== SHORT EXERCISE ==
Below is some material; transcribe all of it exactly.

== Figure dataset records ==
= = =
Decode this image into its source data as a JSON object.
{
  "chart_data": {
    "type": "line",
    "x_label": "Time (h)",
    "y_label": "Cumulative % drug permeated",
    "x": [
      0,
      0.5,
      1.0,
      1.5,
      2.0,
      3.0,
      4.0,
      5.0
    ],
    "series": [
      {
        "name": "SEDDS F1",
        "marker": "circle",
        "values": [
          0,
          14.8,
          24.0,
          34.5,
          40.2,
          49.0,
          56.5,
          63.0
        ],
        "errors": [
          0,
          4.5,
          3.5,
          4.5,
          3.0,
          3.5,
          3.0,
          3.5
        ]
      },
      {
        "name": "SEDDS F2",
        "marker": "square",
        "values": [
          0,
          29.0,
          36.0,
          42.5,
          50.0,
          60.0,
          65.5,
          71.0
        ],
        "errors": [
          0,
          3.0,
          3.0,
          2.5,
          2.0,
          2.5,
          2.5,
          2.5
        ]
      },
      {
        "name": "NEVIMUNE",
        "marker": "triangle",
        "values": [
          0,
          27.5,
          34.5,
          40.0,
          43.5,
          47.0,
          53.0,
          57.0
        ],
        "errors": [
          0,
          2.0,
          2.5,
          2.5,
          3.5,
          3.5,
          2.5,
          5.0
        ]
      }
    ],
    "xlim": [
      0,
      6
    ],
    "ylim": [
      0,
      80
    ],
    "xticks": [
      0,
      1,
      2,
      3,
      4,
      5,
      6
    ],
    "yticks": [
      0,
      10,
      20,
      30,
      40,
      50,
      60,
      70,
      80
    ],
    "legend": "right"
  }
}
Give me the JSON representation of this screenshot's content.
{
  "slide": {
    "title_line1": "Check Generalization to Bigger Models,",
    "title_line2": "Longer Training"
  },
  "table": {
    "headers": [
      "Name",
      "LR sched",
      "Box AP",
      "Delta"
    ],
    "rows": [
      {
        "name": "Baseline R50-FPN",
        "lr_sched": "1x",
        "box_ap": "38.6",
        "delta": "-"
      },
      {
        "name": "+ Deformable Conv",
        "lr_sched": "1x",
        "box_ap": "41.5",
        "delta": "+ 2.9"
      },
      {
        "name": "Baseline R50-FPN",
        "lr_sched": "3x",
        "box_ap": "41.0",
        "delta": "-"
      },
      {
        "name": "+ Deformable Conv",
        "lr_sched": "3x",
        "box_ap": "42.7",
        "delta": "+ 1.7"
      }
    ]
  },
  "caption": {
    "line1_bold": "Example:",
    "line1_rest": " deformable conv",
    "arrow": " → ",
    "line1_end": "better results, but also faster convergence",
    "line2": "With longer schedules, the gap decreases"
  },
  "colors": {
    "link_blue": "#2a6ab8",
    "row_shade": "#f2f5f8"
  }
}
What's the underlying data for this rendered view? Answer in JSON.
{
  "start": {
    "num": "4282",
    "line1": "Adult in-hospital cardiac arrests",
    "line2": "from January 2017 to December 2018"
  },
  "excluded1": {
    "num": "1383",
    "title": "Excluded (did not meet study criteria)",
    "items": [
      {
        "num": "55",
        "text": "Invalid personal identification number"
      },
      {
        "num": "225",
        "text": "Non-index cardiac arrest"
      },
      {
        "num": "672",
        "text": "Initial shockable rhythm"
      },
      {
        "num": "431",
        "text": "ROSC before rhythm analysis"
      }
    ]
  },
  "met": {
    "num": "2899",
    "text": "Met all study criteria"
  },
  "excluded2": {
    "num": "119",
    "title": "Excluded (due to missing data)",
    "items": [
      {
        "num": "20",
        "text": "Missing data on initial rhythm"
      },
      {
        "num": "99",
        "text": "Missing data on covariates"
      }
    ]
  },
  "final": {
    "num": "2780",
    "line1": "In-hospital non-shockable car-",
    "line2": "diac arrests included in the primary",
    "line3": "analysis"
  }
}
= = =
== COMPLETED EXERCISE ==
Decode this image into its source data as a JSON object.
{
  "chart_data": {
    "type": "line",
    "x_label": "Time (h)",
    "y_label": "Cumulative % drug permeated",
    "x": [
      0,
      0.5,
      1.0,
      1.5,
      2.0,
      3.0,
      4.0,
      5.0
    ],
    "series": [
      {
        "name": "SEDDS F1",
        "marker": "circle",
        "values": [
          0,
          14.8,
          24.0,
          34.5,
          40.2,
          49.0,
          56.5,
          63.0
        ],
        "errors": [
          0,
          4.5,
          3.5,
          4.5,
          3.0,
          3.5,
          3.0,
          3.5
        ]
      },
      {
        "name": "SEDDS F2",
        "marker": "square",
        "values": [
          0,
          29.0,
          36.0,
          42.5,
          50.0,
          60.0,
          65.5,
          71.0
        ],
        "errors": [
          0,
          3.0,
          3.0,
          2.5,
          2.0,
          2.5,
          2.5,
          2.5
        ]
      },
      {
        "name": "NEVIMUNE",
        "marker": "triangle",
        "values": [
          0,
          27.5,
          34.5,
          40.0,
          43.5,
          47.0,
          53.0,
          57.0
        ],
        "errors": [
          0,
          2.0,
          2.5,
          2.5,
          3.5,
          3.5,
          2.5,
          5.0
        ]
      }
    ],
    "xlim": [
      0,
      6
    ],
    "ylim": [
      0,
      80
    ],
    "xticks": [
      0,
      1,
      2,
      3,
      4,
      5,
      6
    ],
    "yticks": [
      0,
      10,
      20,
      30,
      40,
      50,
      60,
      70,
      80
    ],
    "legend": "right"
  }
}
Give me the JSON representation of this screenshot's content.
{
  "slide": {
    "title_line1": "Check Generalization to Bigger Models,",
    "title_line2": "Longer Training"
  },
  "table": {
    "headers": [
      "Name",
      "LR sched",
      "Box AP",
      "Delta"
    ],
    "rows": [
      {
        "name": "Baseline R50-FPN",
        "lr_sched": "1x",
        "box_ap": "38.6",
        "delta": "-"
      },
      {
        "name": "+ Deformable Conv",
        "lr_sched": "1x",
        "box_ap": "41.5",
        "delta": "+ 2.9"
      },
      {
        "name": "Baseline R50-FPN",
        "lr_sched": "3x",
        "box_ap": "41.0",
        "delta": "-"
      },
      {
        "name": "+ Deformable Conv",
        "lr_sched": "3x",
        "box_ap": "42.7",
        "delta": "+ 1.7"
      }
    ]
  },
  "caption": {
    "line1_bold": "Example:",
    "line1_rest": " deformable conv",
    "arrow": " → ",
    "line1_end": "better results, but also faster convergence",
    "line2": "With longer schedules, the gap decreases"
  },
  "colors": {
    "link_blue": "#2a6ab8",
    "row_shade": "#f2f5f8"
  }
}
What's the underlying data for this rendered view? Answer in JSON.
{
  "start": {
    "num": "4282",
    "line1": "Adult in-hospital cardiac arrests",
    "line2": "from January 2017 to December 2018"
  },
  "excluded1": {
    "num": "1383",
    "title": "Excluded (did not meet study criteria)",
    "items": [
      {
        "num": "55",
        "text": "Invalid personal identification number"
      },
      {
        "num": "225",
        "text": "Non-index cardiac arrest"
      },
      {
        "num": "672",
        "text": "Initial shockable rhythm"
      },
      {
        "num": "431",
        "text": "ROSC before rhythm analysis"
      }
    ]
  },
  "met": {
    "num": "2899",
    "text": "Met all study criteria"
  },
  "excluded2": {
    "num": "119",
    "title": "Excluded (due to missing data)",
    "items": [
      {
        "num": "20",
        "text": "Missing data on initial rhythm"
      },
      {
        "num": "99",
        "text": "Missing data on covariates"
      }
    ]
  },
  "final": {
    "num": "2780",
    "line1": "In-hospital non-shockable car-",
    "line2": "diac arrests included in the primary",
    "line3": "analysis"
  }
}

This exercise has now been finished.